Extract provided below:
6. Rights in Event of Termination of Employment. In the event that the
Executive resigns from employment for Good Reason by delivery of a Notice of
Termination to the Company and the Bank, or the Executive's employment is
terminated by the Company or the Bank without Cause pursuant to Section 3(f)
(and so long as the Executive is not terminated pursuant to Sections 3(b), (c),
(d), (e), (g) or (h) hereof) the Executive shall be entitled to receive the
amounts and benefits set forth in this Section 6.
(a) Over a period of 36 months from the date of termination of
employment, the Bank shall pay the Executive three times his Average Annual
Compensation (as hereinafter defined).
End of Extract provided.
Source data below:
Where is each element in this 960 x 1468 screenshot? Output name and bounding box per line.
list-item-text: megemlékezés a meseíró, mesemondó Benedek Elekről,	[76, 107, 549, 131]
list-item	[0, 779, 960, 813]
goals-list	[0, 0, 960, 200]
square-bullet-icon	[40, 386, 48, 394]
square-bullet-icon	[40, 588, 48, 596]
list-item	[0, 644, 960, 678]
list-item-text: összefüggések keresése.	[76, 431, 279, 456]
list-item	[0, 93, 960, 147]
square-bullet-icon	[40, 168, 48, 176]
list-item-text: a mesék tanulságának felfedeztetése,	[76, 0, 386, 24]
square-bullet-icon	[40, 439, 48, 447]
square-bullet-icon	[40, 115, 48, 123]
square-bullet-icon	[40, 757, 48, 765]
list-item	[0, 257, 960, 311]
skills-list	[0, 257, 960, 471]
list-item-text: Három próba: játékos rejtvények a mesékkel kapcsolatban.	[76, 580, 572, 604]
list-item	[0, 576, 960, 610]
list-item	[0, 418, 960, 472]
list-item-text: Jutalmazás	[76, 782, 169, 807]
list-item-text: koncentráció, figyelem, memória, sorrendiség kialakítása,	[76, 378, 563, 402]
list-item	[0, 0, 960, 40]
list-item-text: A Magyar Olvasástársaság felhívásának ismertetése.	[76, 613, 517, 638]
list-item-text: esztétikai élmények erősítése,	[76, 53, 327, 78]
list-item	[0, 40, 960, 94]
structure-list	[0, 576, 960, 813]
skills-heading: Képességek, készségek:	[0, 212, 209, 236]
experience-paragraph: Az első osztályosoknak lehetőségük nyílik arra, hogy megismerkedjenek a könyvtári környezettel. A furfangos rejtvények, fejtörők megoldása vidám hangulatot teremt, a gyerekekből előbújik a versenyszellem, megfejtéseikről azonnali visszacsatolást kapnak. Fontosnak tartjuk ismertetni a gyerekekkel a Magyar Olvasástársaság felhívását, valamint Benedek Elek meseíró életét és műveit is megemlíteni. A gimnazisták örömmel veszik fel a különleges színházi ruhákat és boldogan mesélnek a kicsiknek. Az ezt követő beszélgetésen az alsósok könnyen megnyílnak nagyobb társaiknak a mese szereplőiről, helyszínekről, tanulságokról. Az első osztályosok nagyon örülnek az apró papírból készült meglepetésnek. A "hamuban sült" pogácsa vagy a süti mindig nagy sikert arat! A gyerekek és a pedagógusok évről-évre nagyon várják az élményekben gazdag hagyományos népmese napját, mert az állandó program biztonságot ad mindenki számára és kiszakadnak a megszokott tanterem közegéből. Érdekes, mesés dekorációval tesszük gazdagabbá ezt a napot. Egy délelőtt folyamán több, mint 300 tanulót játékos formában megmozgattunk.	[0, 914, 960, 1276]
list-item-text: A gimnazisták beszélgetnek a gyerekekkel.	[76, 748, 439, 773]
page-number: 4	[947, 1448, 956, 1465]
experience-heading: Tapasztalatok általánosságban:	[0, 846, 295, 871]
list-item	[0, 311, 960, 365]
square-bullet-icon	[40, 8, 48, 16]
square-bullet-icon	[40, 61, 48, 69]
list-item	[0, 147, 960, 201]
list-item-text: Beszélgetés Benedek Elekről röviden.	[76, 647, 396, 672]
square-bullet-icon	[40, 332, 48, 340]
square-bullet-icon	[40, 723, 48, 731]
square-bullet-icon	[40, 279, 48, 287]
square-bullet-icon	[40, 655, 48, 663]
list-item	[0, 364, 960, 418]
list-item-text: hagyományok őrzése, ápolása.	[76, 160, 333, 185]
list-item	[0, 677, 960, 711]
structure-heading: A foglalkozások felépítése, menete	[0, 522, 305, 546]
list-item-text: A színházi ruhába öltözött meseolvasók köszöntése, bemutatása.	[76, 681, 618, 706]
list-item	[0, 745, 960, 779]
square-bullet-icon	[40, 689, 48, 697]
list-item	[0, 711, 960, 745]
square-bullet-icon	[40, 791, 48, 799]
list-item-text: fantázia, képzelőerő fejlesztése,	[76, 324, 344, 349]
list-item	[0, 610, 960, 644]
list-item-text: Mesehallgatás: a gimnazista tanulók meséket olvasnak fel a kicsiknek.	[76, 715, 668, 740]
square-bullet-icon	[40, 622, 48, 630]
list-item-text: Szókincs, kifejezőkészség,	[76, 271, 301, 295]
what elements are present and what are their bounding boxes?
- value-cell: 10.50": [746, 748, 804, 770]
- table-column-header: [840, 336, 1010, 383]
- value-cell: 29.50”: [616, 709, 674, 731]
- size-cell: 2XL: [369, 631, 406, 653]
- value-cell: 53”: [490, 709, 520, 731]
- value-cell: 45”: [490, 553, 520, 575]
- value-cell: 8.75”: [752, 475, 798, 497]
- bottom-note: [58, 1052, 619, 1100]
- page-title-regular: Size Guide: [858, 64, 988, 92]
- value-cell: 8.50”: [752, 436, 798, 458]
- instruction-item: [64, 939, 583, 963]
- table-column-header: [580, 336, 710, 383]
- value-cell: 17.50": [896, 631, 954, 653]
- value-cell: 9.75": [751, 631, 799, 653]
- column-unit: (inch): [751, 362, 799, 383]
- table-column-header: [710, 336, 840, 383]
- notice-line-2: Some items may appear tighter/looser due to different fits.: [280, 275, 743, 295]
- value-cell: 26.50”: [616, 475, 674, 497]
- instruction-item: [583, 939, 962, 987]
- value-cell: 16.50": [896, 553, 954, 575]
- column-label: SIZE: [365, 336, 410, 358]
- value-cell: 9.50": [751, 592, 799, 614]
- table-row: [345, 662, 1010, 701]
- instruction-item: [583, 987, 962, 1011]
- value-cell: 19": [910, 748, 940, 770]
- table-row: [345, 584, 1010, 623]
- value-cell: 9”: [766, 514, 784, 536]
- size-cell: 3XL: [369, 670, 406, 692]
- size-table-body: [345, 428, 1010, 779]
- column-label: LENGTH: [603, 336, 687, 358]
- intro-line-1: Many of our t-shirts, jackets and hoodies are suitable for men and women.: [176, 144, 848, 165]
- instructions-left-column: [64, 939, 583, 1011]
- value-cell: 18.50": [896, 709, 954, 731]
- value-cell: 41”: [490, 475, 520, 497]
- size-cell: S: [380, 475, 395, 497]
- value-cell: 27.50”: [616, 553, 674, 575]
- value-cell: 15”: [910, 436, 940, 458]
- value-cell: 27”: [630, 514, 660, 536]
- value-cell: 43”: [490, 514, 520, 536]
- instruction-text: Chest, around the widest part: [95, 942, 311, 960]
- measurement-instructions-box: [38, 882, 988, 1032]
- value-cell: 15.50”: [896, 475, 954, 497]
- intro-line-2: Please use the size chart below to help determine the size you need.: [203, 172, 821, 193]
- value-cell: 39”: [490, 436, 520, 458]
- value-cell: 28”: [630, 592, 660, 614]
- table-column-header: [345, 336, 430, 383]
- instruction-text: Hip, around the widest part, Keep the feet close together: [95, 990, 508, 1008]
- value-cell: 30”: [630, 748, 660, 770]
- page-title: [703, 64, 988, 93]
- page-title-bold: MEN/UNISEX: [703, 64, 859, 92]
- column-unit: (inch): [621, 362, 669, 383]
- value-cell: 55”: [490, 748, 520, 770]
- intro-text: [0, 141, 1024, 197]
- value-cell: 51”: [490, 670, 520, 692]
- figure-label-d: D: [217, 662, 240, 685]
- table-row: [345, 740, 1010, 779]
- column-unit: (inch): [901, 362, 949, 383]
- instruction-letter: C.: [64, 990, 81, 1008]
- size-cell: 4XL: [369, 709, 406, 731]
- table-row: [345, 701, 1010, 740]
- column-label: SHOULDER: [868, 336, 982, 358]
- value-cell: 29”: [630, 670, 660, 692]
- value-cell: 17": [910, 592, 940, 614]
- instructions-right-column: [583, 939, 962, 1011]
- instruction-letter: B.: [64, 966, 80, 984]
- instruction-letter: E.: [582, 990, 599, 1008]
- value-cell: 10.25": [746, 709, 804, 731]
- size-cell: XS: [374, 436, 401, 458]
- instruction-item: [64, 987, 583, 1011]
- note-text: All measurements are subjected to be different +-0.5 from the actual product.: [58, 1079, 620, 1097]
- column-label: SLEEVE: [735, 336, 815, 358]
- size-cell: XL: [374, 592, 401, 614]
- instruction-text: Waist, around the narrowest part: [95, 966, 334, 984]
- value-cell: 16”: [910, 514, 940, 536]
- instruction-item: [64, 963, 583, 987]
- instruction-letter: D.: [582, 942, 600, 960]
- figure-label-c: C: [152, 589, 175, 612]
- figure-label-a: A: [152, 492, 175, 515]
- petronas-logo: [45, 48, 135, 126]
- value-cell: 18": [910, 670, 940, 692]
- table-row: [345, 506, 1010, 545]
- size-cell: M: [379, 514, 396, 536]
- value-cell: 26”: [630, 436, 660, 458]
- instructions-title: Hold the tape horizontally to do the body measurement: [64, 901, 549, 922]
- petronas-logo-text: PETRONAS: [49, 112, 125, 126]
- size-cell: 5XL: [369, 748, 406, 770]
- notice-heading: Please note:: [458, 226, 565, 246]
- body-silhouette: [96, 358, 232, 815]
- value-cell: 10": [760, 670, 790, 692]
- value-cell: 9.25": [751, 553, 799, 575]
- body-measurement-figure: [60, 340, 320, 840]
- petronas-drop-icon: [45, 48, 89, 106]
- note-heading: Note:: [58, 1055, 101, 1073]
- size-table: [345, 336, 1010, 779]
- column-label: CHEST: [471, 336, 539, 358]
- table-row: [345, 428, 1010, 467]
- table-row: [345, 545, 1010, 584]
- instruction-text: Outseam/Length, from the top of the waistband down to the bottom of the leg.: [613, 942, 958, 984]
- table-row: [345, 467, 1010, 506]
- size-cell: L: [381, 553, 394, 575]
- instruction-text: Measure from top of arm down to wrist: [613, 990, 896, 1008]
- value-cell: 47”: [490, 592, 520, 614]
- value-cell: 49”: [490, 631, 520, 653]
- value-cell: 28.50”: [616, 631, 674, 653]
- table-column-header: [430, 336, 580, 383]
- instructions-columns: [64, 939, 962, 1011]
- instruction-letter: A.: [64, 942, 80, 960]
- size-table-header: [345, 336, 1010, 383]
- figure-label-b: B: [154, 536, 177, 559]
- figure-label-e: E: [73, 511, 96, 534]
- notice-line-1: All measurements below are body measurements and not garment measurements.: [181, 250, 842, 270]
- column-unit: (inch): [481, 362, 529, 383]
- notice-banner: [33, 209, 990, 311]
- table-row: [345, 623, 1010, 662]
End of Source data.
Please explain, in one to three sentences, under what circumstances the termination clause entitles the Executive to the amounts and benefits set forth in Section 6. Answer from the text alone, not the data.

The Executive is entitled to them if he resigns for Good Reason by delivering a Notice of Termination to the Company and the Bank, or if the Company or the Bank terminates his employment without Cause under Section 3(f). This applies only so long as he is not terminated under Sections 3(b), (c), (d), (e), (g) or (h).